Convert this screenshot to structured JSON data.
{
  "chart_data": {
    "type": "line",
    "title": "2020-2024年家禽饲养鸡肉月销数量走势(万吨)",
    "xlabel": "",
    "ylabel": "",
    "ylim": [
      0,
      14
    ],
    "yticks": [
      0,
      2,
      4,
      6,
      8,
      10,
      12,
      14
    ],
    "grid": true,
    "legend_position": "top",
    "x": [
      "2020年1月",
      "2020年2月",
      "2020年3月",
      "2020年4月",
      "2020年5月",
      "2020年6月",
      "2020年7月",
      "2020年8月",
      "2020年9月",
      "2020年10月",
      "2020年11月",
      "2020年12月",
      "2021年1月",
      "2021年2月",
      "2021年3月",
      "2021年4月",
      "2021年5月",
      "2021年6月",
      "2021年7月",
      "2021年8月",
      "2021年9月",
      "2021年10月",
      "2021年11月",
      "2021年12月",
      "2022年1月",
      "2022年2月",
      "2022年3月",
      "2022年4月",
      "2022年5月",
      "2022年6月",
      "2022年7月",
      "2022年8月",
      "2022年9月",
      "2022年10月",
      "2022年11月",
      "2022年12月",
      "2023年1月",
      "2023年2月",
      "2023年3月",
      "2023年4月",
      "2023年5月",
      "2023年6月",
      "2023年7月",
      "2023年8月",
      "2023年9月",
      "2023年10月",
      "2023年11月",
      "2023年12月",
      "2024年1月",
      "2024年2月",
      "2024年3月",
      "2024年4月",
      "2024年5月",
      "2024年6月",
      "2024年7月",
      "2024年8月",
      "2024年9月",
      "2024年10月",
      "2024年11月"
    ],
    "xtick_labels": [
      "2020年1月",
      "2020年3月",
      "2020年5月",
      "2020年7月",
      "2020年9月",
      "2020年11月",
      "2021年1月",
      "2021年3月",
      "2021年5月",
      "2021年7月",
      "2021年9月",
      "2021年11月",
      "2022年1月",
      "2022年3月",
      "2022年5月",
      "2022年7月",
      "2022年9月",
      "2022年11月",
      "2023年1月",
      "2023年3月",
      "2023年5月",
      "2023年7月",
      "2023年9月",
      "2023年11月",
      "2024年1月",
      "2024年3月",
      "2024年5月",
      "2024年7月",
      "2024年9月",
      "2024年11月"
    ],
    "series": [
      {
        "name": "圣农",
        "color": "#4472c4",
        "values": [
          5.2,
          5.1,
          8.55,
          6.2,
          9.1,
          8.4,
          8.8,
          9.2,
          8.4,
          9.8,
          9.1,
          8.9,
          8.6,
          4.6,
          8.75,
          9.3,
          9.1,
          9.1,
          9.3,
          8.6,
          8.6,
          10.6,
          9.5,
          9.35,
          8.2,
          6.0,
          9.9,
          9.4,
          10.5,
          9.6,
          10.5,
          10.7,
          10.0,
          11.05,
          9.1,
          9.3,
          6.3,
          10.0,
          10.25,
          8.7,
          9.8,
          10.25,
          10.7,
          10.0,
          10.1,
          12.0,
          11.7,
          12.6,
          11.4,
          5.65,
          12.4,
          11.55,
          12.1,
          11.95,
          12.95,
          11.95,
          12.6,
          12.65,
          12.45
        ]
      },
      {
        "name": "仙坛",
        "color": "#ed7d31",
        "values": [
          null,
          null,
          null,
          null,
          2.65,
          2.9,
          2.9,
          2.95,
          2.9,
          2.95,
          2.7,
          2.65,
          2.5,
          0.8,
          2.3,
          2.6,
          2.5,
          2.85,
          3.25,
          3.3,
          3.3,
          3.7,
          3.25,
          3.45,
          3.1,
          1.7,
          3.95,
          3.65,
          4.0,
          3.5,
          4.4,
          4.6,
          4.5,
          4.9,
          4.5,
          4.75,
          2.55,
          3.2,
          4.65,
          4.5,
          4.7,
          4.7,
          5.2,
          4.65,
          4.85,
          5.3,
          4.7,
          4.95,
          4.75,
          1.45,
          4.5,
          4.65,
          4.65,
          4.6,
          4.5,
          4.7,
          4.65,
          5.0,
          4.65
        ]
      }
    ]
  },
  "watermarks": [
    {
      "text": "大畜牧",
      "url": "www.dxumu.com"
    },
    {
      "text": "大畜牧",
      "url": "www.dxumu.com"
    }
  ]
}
━━━━━━━━
• [Written problem] Give all the records again. Match them exactly.

• [Right answer]
Convert this screenshot to structured JSON data.
{
  "chart_data": {
    "type": "line",
    "title": "2020-2024年家禽饲养鸡肉月销数量走势(万吨)",
    "xlabel": "",
    "ylabel": "",
    "ylim": [
      0,
      14
    ],
    "yticks": [
      0,
      2,
      4,
      6,
      8,
      10,
      12,
      14
    ],
    "grid": true,
    "legend_position": "top",
    "x": [
      "2020年1月",
      "2020年2月",
      "2020年3月",
      "2020年4月",
      "2020年5月",
      "2020年6月",
      "2020年7月",
      "2020年8月",
      "2020年9月",
      "2020年10月",
      "2020年11月",
      "2020年12月",
      "2021年1月",
      "2021年2月",
      "2021年3月",
      "2021年4月",
      "2021年5月",
      "2021年6月",
      "2021年7月",
      "2021年8月",
      "2021年9月",
      "2021年10月",
      "2021年11月",
      "2021年12月",
      "2022年1月",
      "2022年2月",
      "2022年3月",
      "2022年4月",
      "2022年5月",
      "2022年6月",
      "2022年7月",
      "2022年8月",
      "2022年9月",
      "2022年10月",
      "2022年11月",
      "2022年12月",
      "2023年1月",
      "2023年2月",
      "2023年3月",
      "2023年4月",
      "2023年5月",
      "2023年6月",
      "2023年7月",
      "2023年8月",
      "2023年9月",
      "2023年10月",
      "2023年11月",
      "2023年12月",
      "2024年1月",
      "2024年2月",
      "2024年3月",
      "2024年4月",
      "2024年5月",
      "2024年6月",
      "2024年7月",
      "2024年8月",
      "2024年9月",
      "2024年10月",
      "2024年11月"
    ],
    "xtick_labels": [
      "2020年1月",
      "2020年3月",
      "2020年5月",
      "2020年7月",
      "2020年9月",
      "2020年11月",
      "2021年1月",
      "2021年3月",
      "2021年5月",
      "2021年7月",
      "2021年9月",
      "2021年11月",
      "2022年1月",
      "2022年3月",
      "2022年5月",
      "2022年7月",
      "2022年9月",
      "2022年11月",
      "2023年1月",
      "2023年3月",
      "2023年5月",
      "2023年7月",
      "2023年9月",
      "2023年11月",
      "2024年1月",
      "2024年3月",
      "2024年5月",
      "2024年7月",
      "2024年9月",
      "2024年11月"
    ],
    "series": [
      {
        "name": "圣农",
        "color": "#4472c4",
        "values": [
          5.2,
          5.1,
          8.55,
          6.2,
          9.1,
          8.4,
          8.8,
          9.2,
          8.4,
          9.8,
          9.1,
          8.9,
          8.6,
          4.6,
          8.75,
          9.3,
          9.1,
          9.1,
          9.3,
          8.6,
          8.6,
          10.6,
          9.5,
          9.35,
          8.2,
          6.0,
          9.9,
          9.4,
          10.5,
          9.6,
          10.5,
          10.7,
          10.0,
          11.05,
          9.1,
          9.3,
          6.3,
          10.0,
          10.25,
          8.7,
          9.8,
          10.25,
          10.7,
          10.0,
          10.1,
          12.0,
          11.7,
          12.6,
          11.4,
          5.65,
          12.4,
          11.55,
          12.1,
          11.95,
          12.95,
          11.95,
          12.6,
          12.65,
          12.45
        ]
      },
      {
        "name": "仙坛",
        "color": "#ed7d31",
        "values": [
          null,
          null,
          null,
          null,
          2.65,
          2.9,
          2.9,
          2.95,
          2.9,
          2.95,
          2.7,
          2.65,
          2.5,
          0.8,
          2.3,
          2.6,
          2.5,
          2.85,
          3.25,
          3.3,
          3.3,
          3.7,
          3.25,
          3.45,
          3.1,
          1.7,
          3.95,
          3.65,
          4.0,
          3.5,
          4.4,
          4.6,
          4.5,
          4.9,
          4.5,
          4.75,
          2.55,
          3.2,
          4.65,
          4.5,
          4.7,
          4.7,
          5.2,
          4.65,
          4.85,
          5.3,
          4.7,
          4.95,
          4.75,
          1.45,
          4.5,
          4.65,
          4.65,
          4.6,
          4.5,
          4.7,
          4.65,
          5.0,
          4.65
        ]
      }
    ]
  },
  "watermarks": [
    {
      "text": "大畜牧",
      "url": "www.dxumu.com"
    },
    {
      "text": "大畜牧",
      "url": "www.dxumu.com"
    }
  ]
}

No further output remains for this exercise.